Collect every line of the material below that contains the string "labels".

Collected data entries
____

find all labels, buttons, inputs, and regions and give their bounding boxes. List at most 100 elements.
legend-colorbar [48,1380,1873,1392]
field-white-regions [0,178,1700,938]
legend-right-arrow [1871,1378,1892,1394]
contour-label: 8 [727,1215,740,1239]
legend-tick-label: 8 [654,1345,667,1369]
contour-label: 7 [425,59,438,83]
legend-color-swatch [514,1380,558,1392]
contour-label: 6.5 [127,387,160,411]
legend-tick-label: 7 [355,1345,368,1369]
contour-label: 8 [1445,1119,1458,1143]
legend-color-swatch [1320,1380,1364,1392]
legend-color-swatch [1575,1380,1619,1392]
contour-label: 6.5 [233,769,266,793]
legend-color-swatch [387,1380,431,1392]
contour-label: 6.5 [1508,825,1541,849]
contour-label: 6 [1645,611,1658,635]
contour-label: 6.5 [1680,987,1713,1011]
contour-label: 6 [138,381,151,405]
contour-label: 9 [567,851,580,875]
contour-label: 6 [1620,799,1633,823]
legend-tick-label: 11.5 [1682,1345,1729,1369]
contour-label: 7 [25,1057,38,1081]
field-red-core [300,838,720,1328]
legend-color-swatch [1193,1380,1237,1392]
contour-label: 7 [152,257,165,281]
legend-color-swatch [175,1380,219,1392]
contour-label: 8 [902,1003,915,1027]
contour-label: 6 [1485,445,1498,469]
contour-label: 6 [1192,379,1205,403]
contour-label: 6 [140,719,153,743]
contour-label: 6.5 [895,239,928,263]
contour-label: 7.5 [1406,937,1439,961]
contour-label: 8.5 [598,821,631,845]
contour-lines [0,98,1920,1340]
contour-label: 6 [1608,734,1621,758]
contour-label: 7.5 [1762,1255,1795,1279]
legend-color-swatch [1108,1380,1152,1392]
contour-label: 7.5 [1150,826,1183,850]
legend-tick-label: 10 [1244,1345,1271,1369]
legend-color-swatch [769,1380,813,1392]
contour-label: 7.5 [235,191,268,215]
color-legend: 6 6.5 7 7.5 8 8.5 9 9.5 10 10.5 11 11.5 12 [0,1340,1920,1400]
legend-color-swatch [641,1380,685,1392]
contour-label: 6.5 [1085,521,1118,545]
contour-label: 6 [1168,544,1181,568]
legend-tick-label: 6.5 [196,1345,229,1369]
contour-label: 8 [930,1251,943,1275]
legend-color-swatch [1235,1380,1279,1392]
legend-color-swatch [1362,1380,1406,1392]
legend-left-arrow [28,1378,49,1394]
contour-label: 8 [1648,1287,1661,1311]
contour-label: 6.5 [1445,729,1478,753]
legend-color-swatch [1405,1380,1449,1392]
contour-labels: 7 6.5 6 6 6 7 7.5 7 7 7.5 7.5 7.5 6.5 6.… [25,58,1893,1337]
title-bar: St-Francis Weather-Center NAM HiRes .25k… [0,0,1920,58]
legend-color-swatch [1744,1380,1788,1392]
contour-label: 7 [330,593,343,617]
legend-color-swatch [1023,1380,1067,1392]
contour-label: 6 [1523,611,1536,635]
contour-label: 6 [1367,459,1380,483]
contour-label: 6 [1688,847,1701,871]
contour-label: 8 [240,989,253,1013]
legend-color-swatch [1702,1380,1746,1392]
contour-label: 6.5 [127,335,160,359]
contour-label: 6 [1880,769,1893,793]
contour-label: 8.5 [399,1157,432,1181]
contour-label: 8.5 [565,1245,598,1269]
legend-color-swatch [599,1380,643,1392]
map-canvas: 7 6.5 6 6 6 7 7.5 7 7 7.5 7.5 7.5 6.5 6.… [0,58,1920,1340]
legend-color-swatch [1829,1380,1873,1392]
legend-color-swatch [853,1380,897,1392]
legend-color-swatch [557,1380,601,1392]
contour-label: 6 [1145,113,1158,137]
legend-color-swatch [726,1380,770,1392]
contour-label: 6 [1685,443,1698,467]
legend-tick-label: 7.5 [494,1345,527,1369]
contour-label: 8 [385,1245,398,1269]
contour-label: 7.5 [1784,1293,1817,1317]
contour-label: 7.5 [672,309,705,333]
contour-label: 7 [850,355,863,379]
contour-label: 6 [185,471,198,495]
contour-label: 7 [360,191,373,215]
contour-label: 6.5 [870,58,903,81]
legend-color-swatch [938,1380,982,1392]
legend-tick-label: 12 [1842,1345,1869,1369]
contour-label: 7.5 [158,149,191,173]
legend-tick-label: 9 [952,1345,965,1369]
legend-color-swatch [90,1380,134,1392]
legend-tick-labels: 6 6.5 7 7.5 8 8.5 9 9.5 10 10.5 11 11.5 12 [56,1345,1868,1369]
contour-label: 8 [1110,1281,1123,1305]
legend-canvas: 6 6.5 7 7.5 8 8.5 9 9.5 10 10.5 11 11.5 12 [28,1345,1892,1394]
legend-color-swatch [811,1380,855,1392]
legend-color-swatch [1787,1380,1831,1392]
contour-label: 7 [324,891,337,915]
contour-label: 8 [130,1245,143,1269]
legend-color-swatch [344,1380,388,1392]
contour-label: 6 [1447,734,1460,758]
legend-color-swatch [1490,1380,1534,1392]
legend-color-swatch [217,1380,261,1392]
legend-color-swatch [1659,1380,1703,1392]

____

SOLUTION TO THE EXERCISE:
find all labels, buttons, inputs, and regions and give their bounding boxes. List at most 100 elements.
contour-labels: 7 6.5 6 6 6 7 7.5 7 7 7.5 7.5 7.5 6.5 6.… [25,58,1893,1337]
legend-tick-labels: 6 6.5 7 7.5 8 8.5 9 9.5 10 10.5 11 11.5 12 [56,1345,1868,1369]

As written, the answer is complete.